## Task prompt
Wherever "PROCESAL" appears in a line, list that line.

[Records shown start]

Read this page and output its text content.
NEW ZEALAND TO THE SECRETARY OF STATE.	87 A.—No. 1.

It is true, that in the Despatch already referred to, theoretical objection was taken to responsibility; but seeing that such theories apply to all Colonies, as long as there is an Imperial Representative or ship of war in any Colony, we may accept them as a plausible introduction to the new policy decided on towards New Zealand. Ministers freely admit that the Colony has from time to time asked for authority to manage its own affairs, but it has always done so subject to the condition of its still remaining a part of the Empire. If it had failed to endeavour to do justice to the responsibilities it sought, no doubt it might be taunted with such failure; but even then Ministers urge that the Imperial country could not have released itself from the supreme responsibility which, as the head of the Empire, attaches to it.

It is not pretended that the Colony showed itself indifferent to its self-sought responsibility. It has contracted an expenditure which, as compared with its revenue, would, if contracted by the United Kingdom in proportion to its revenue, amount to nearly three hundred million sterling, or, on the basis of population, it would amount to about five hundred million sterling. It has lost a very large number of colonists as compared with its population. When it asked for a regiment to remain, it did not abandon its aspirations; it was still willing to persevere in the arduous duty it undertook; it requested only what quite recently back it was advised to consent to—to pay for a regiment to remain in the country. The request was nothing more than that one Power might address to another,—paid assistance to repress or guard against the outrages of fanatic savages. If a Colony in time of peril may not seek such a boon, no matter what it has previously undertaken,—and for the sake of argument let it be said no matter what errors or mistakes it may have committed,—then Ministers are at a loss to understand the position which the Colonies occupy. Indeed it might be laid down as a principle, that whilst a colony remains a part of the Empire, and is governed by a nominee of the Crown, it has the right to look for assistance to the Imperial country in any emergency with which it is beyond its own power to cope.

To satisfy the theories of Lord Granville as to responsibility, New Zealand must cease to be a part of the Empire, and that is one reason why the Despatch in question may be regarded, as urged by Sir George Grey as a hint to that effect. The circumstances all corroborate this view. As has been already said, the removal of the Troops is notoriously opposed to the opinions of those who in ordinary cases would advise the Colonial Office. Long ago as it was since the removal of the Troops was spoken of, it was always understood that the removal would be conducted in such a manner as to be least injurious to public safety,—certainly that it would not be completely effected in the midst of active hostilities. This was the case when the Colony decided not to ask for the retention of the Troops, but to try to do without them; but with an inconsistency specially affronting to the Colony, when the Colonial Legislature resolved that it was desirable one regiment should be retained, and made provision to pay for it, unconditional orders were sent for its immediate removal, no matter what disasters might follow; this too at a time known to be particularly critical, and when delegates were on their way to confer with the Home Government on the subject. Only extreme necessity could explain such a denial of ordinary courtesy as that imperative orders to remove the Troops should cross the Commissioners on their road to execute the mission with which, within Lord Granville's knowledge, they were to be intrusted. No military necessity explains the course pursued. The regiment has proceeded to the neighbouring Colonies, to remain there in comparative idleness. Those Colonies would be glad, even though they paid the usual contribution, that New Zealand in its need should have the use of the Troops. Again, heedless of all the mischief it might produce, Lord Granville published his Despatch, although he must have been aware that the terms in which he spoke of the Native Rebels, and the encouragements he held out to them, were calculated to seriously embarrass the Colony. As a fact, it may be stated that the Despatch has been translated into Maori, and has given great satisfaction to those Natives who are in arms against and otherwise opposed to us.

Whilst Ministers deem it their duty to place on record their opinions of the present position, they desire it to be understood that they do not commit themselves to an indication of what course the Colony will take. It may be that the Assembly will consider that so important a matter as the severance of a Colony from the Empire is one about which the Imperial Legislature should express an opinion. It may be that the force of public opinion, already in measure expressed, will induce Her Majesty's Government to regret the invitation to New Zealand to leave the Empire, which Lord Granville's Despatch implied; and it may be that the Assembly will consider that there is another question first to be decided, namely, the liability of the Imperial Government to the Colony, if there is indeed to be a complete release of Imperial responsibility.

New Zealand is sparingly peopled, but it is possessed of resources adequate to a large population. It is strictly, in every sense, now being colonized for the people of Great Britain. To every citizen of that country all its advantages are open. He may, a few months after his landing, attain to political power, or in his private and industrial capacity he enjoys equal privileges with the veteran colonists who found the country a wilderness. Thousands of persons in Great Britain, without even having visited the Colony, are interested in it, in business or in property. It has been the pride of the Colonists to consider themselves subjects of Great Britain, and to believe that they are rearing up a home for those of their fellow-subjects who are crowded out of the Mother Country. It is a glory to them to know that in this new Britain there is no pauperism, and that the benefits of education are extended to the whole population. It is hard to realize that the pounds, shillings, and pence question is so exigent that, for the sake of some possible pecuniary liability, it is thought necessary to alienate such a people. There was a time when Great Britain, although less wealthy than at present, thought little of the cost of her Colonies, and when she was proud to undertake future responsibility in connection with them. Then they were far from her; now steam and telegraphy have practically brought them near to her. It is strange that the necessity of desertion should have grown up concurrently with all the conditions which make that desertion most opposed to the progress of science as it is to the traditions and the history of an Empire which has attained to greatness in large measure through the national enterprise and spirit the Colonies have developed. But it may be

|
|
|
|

[Records shown end]
[Records shown start]

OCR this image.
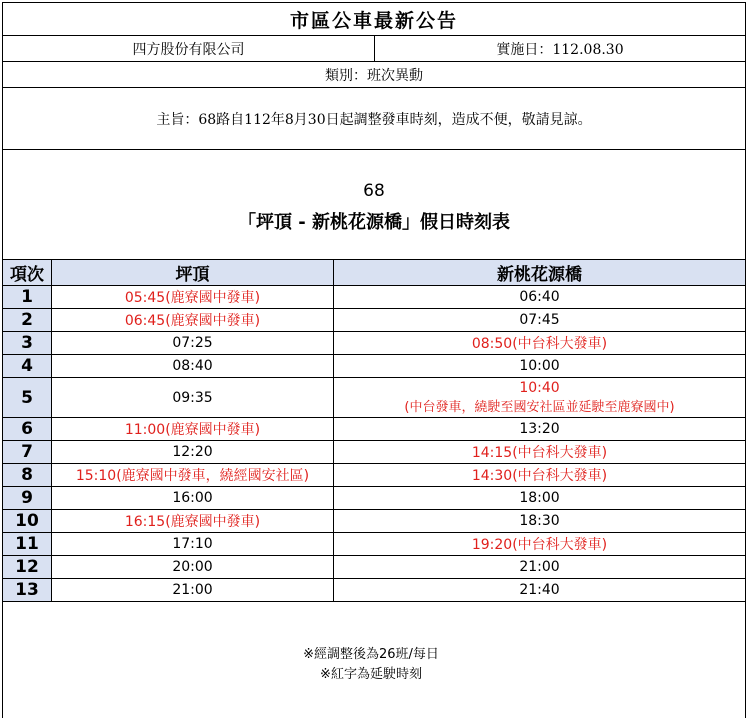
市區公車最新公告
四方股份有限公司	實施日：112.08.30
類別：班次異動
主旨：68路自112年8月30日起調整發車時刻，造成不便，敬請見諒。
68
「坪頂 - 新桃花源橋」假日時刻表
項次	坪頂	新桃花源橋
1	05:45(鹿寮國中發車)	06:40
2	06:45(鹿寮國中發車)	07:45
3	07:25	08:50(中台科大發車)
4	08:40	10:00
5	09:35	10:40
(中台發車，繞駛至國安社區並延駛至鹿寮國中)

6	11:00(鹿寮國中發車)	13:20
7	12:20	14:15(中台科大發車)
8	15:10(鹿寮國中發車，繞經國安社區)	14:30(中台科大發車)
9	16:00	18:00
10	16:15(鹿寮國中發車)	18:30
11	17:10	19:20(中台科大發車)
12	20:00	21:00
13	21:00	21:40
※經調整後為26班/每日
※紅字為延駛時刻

[Records shown end]
[Records shown start]

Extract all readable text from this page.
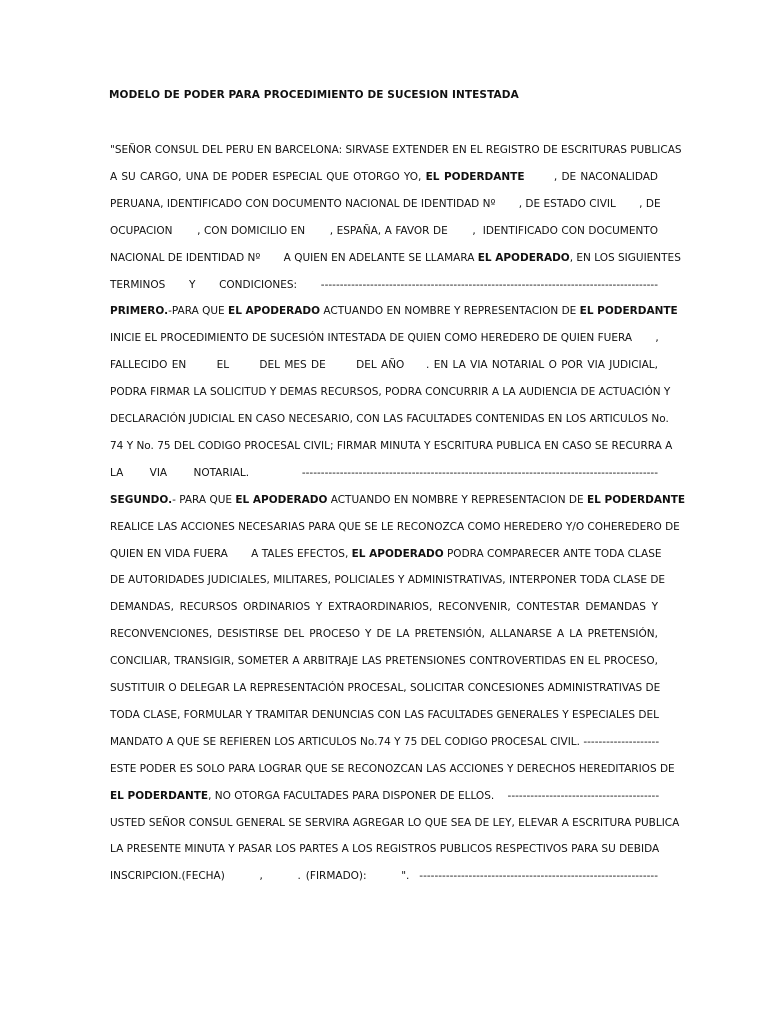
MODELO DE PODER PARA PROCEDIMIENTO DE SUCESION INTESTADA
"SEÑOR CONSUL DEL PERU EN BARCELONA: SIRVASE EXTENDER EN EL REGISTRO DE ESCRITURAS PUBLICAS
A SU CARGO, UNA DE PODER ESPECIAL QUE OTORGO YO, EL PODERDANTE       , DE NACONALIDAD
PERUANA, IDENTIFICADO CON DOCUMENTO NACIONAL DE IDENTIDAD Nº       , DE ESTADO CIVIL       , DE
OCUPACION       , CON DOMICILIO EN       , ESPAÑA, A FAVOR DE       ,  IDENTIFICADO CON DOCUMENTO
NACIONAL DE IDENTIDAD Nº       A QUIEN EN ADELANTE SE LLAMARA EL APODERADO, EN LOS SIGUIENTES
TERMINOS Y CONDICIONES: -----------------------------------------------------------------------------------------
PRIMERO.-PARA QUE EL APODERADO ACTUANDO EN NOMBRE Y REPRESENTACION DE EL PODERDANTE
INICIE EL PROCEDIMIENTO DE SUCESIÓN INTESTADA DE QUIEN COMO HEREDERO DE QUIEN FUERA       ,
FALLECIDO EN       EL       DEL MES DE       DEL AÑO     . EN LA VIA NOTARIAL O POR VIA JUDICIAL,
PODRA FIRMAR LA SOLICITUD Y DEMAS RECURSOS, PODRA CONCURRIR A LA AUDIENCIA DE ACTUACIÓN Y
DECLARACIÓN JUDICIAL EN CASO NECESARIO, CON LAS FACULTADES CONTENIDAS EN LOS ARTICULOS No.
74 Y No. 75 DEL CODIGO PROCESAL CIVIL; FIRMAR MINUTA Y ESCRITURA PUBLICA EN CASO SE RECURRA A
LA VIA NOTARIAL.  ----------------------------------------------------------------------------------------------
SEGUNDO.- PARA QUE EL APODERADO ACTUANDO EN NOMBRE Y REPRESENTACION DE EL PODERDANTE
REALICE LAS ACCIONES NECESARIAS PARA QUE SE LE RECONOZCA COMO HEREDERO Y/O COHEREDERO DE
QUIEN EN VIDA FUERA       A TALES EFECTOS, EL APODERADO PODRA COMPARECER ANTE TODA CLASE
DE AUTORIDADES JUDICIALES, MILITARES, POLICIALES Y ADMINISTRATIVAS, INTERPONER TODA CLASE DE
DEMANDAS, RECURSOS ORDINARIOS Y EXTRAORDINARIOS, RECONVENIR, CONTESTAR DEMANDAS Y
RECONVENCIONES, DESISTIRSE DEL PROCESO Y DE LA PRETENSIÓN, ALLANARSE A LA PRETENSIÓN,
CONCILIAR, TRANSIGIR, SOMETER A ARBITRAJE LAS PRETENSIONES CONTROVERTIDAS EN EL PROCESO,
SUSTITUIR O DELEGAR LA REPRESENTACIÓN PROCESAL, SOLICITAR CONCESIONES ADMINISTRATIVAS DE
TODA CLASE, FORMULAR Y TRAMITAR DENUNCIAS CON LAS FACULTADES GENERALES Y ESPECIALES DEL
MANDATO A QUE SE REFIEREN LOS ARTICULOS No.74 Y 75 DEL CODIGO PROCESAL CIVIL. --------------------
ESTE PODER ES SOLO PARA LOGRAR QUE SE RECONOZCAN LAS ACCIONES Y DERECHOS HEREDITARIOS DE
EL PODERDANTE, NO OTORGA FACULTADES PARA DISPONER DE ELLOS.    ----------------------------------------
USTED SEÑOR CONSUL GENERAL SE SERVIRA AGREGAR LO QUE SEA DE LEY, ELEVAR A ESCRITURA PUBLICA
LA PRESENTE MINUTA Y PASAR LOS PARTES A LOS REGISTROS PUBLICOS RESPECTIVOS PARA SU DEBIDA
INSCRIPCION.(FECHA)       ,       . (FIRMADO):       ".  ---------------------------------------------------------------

[Records shown end]

## Task output
74 Y No. 75 DEL CODIGO PROCESAL CIVIL; FIRMAR MINUTA Y ESCRITURA PUBLICA EN CASO SE RECURRA A
SUSTITUIR O DELEGAR LA REPRESENTACIÓN PROCESAL, SOLICITAR CONCESIONES ADMINISTRATIVAS DE
MANDATO A QUE SE REFIEREN LOS ARTICULOS No.74 Y 75 DEL CODIGO PROCESAL CIVIL. --------------------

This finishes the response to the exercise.